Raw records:
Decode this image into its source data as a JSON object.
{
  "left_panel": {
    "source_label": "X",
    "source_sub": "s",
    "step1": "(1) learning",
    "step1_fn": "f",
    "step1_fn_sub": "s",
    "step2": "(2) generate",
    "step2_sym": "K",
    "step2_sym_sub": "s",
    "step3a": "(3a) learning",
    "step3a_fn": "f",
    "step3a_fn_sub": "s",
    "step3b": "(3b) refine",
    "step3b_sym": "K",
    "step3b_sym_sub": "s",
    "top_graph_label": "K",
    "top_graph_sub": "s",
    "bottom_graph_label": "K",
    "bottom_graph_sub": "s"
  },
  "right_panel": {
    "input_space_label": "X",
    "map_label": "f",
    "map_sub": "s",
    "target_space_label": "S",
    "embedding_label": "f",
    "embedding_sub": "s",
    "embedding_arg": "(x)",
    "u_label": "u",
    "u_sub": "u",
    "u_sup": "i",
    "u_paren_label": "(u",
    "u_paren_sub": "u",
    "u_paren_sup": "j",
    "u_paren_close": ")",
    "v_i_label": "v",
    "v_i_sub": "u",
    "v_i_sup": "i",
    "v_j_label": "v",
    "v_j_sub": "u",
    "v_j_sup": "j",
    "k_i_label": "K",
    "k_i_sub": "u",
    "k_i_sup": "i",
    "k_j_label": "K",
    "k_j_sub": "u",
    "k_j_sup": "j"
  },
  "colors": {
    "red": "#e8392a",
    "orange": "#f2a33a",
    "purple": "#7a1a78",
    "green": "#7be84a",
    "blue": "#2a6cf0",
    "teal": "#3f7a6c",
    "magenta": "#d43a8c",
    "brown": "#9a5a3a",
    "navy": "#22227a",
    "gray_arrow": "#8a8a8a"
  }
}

The request —
Reproduce the full listing above, character for character.

Task solution —
Decode this image into its source data as a JSON object.
{
  "left_panel": {
    "source_label": "X",
    "source_sub": "s",
    "step1": "(1) learning",
    "step1_fn": "f",
    "step1_fn_sub": "s",
    "step2": "(2) generate",
    "step2_sym": "K",
    "step2_sym_sub": "s",
    "step3a": "(3a) learning",
    "step3a_fn": "f",
    "step3a_fn_sub": "s",
    "step3b": "(3b) refine",
    "step3b_sym": "K",
    "step3b_sym_sub": "s",
    "top_graph_label": "K",
    "top_graph_sub": "s",
    "bottom_graph_label": "K",
    "bottom_graph_sub": "s"
  },
  "right_panel": {
    "input_space_label": "X",
    "map_label": "f",
    "map_sub": "s",
    "target_space_label": "S",
    "embedding_label": "f",
    "embedding_sub": "s",
    "embedding_arg": "(x)",
    "u_label": "u",
    "u_sub": "u",
    "u_sup": "i",
    "u_paren_label": "(u",
    "u_paren_sub": "u",
    "u_paren_sup": "j",
    "u_paren_close": ")",
    "v_i_label": "v",
    "v_i_sub": "u",
    "v_i_sup": "i",
    "v_j_label": "v",
    "v_j_sub": "u",
    "v_j_sup": "j",
    "k_i_label": "K",
    "k_i_sub": "u",
    "k_i_sup": "i",
    "k_j_label": "K",
    "k_j_sub": "u",
    "k_j_sup": "j"
  },
  "colors": {
    "red": "#e8392a",
    "orange": "#f2a33a",
    "purple": "#7a1a78",
    "green": "#7be84a",
    "blue": "#2a6cf0",
    "teal": "#3f7a6c",
    "magenta": "#d43a8c",
    "brown": "#9a5a3a",
    "navy": "#22227a",
    "gray_arrow": "#8a8a8a"
  }
}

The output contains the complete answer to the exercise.